* _Provided information_
--- --- ---
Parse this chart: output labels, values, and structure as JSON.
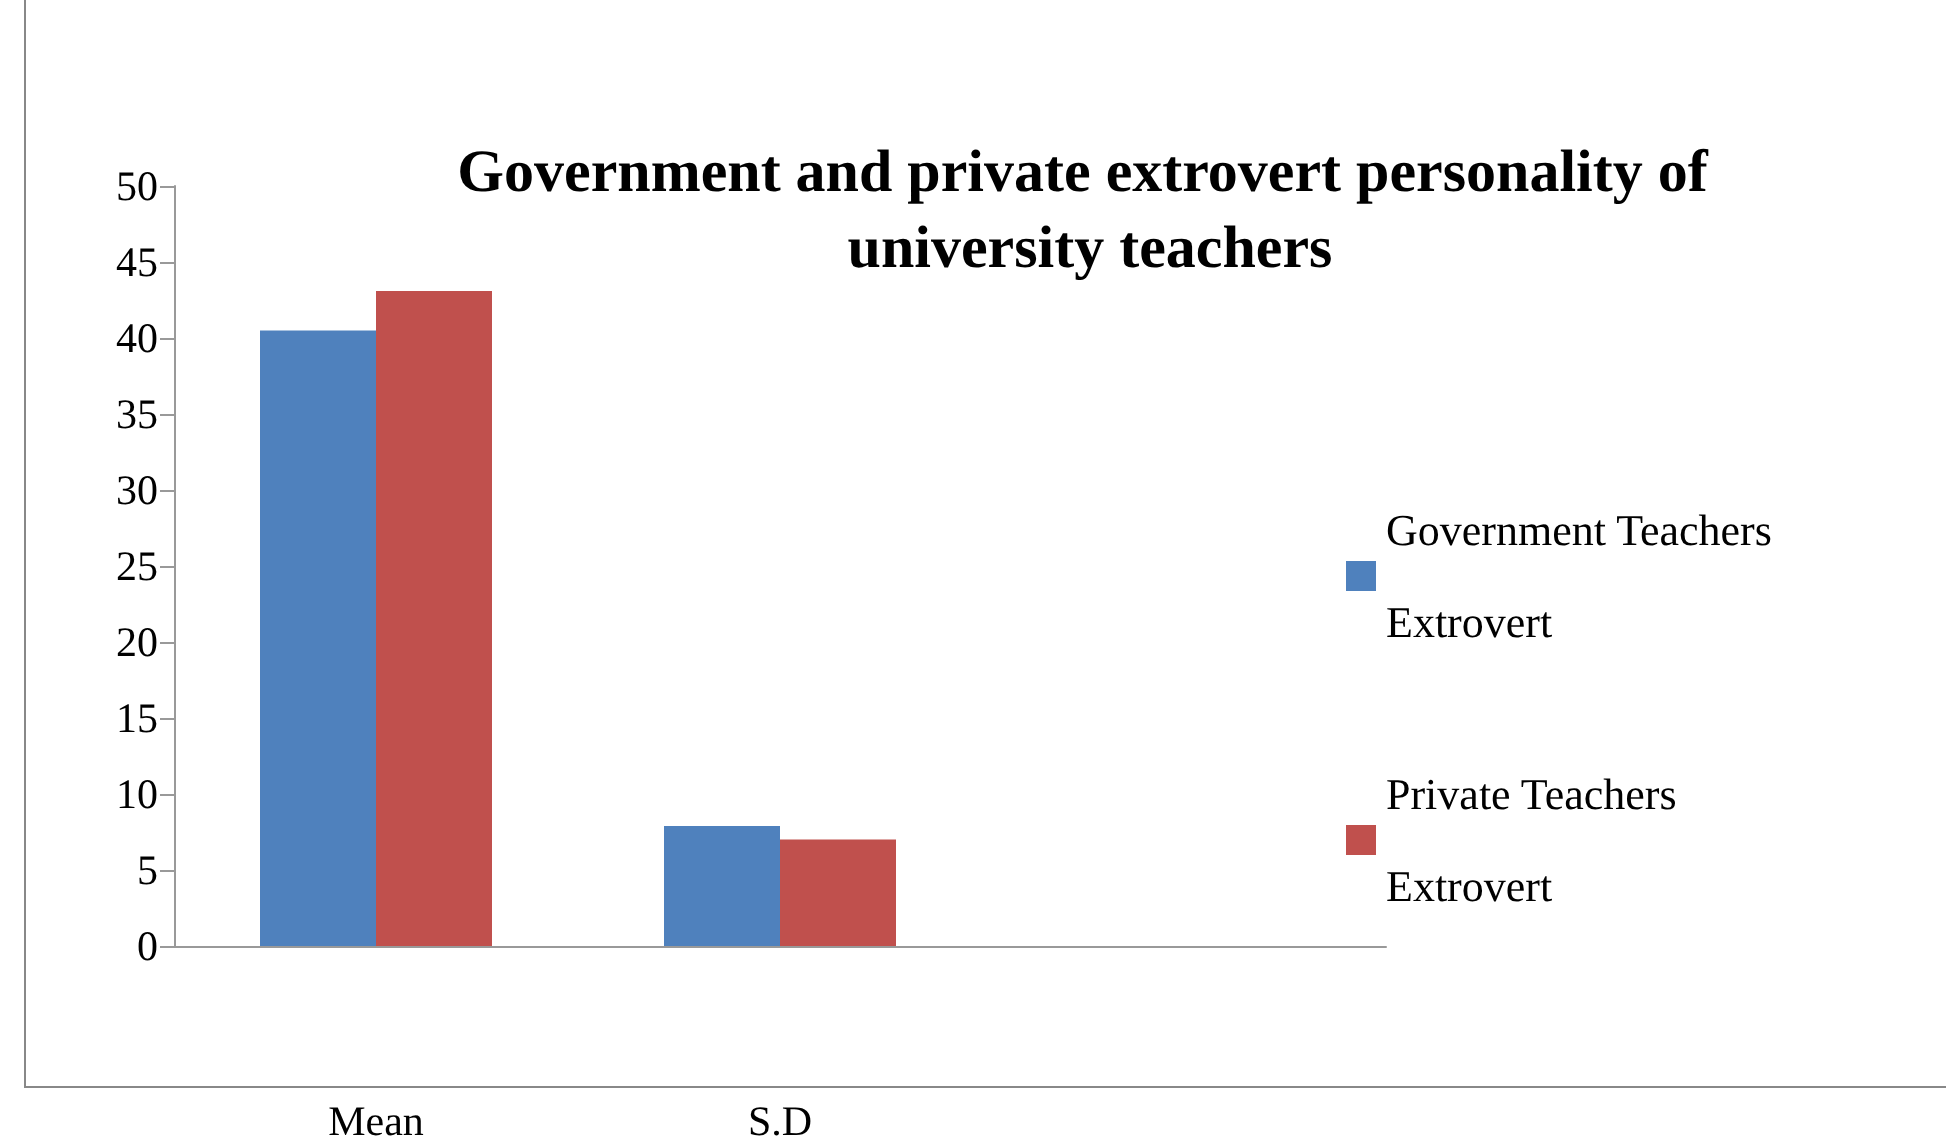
{
  "chart_data": {
    "type": "bar",
    "title": "Government and private extrovert personality of university teachers",
    "categories": [
      "Mean",
      "S.D",
      null
    ],
    "series": [
      {
        "name": "Government Teachers Extrovert",
        "color": "#4f81bd",
        "values": [
          40.5,
          7.9,
          null
        ]
      },
      {
        "name": "Private Teachers Extrovert",
        "color": "#c0504d",
        "values": [
          43.1,
          7.0,
          null
        ]
      }
    ],
    "ylim": [
      0,
      50
    ],
    "yticks": [
      0,
      5,
      10,
      15,
      20,
      25,
      30,
      35,
      40,
      45,
      50
    ],
    "grid": false,
    "legend": "right"
  }
}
--- --- ---
* _Instructions for the task_
Repeat the material above word for word and skip every image in it.

* _Final result_
Parse this chart: output labels, values, and structure as JSON.
{
  "chart_data": {
    "type": "bar",
    "title": "Government and private extrovert personality of university teachers",
    "categories": [
      "Mean",
      "S.D",
      null
    ],
    "series": [
      {
        "name": "Government Teachers Extrovert",
        "color": "#4f81bd",
        "values": [
          40.5,
          7.9,
          null
        ]
      },
      {
        "name": "Private Teachers Extrovert",
        "color": "#c0504d",
        "values": [
          43.1,
          7.0,
          null
        ]
      }
    ],
    "ylim": [
      0,
      50
    ],
    "yticks": [
      0,
      5,
      10,
      15,
      20,
      25,
      30,
      35,
      40,
      45,
      50
    ],
    "grid": false,
    "legend": "right"
  }
}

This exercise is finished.